━━━ Stored data

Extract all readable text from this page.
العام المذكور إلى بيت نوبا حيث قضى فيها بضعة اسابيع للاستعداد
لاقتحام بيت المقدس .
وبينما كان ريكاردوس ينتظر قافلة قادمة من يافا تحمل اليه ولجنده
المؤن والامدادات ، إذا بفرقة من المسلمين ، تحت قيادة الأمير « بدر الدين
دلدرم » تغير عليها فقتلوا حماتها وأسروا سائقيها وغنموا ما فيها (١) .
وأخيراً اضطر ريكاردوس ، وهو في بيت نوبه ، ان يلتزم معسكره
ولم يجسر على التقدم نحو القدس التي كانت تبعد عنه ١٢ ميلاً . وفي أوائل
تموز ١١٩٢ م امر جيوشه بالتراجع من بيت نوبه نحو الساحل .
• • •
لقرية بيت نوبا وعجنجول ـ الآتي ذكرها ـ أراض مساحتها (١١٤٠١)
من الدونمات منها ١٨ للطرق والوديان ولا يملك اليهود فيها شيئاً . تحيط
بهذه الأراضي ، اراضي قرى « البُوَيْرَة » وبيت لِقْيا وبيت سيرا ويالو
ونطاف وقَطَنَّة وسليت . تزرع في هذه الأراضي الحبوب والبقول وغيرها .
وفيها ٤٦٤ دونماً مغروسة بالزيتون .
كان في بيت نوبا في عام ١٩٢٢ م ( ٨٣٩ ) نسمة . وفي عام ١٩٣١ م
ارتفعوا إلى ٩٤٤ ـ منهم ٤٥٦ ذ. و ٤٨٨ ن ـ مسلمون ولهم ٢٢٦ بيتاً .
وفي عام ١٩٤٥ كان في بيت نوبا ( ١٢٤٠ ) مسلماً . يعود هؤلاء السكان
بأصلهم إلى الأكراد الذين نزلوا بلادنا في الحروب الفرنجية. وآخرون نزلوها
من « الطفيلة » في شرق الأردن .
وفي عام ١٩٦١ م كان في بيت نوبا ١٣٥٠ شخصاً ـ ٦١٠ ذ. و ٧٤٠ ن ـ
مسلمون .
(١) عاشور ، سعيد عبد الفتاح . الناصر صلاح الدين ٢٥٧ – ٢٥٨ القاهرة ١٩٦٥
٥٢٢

━━━━━━

> **Goal**
Above are some records; repeat all of them exactly.

> **Response**
Extract all readable text from this page.
العام المذكور إلى بيت نوبا حيث قضى فيها بضعة اسابيع للاستعداد
لاقتحام بيت المقدس .
وبينما كان ريكاردوس ينتظر قافلة قادمة من يافا تحمل اليه ولجنده
المؤن والامدادات ، إذا بفرقة من المسلمين ، تحت قيادة الأمير « بدر الدين
دلدرم » تغير عليها فقتلوا حماتها وأسروا سائقيها وغنموا ما فيها (١) .
وأخيراً اضطر ريكاردوس ، وهو في بيت نوبه ، ان يلتزم معسكره
ولم يجسر على التقدم نحو القدس التي كانت تبعد عنه ١٢ ميلاً . وفي أوائل
تموز ١١٩٢ م امر جيوشه بالتراجع من بيت نوبه نحو الساحل .
• • •
لقرية بيت نوبا وعجنجول ـ الآتي ذكرها ـ أراض مساحتها (١١٤٠١)
من الدونمات منها ١٨ للطرق والوديان ولا يملك اليهود فيها شيئاً . تحيط
بهذه الأراضي ، اراضي قرى « البُوَيْرَة » وبيت لِقْيا وبيت سيرا ويالو
ونطاف وقَطَنَّة وسليت . تزرع في هذه الأراضي الحبوب والبقول وغيرها .
وفيها ٤٦٤ دونماً مغروسة بالزيتون .
كان في بيت نوبا في عام ١٩٢٢ م ( ٨٣٩ ) نسمة . وفي عام ١٩٣١ م
ارتفعوا إلى ٩٤٤ ـ منهم ٤٥٦ ذ. و ٤٨٨ ن ـ مسلمون ولهم ٢٢٦ بيتاً .
وفي عام ١٩٤٥ كان في بيت نوبا ( ١٢٤٠ ) مسلماً . يعود هؤلاء السكان
بأصلهم إلى الأكراد الذين نزلوا بلادنا في الحروب الفرنجية. وآخرون نزلوها
من « الطفيلة » في شرق الأردن .
وفي عام ١٩٦١ م كان في بيت نوبا ١٣٥٠ شخصاً ـ ٦١٠ ذ. و ٧٤٠ ن ـ
مسلمون .
(١) عاشور ، سعيد عبد الفتاح . الناصر صلاح الدين ٢٥٧ – ٢٥٨ القاهرة ١٩٦٥
٥٢٢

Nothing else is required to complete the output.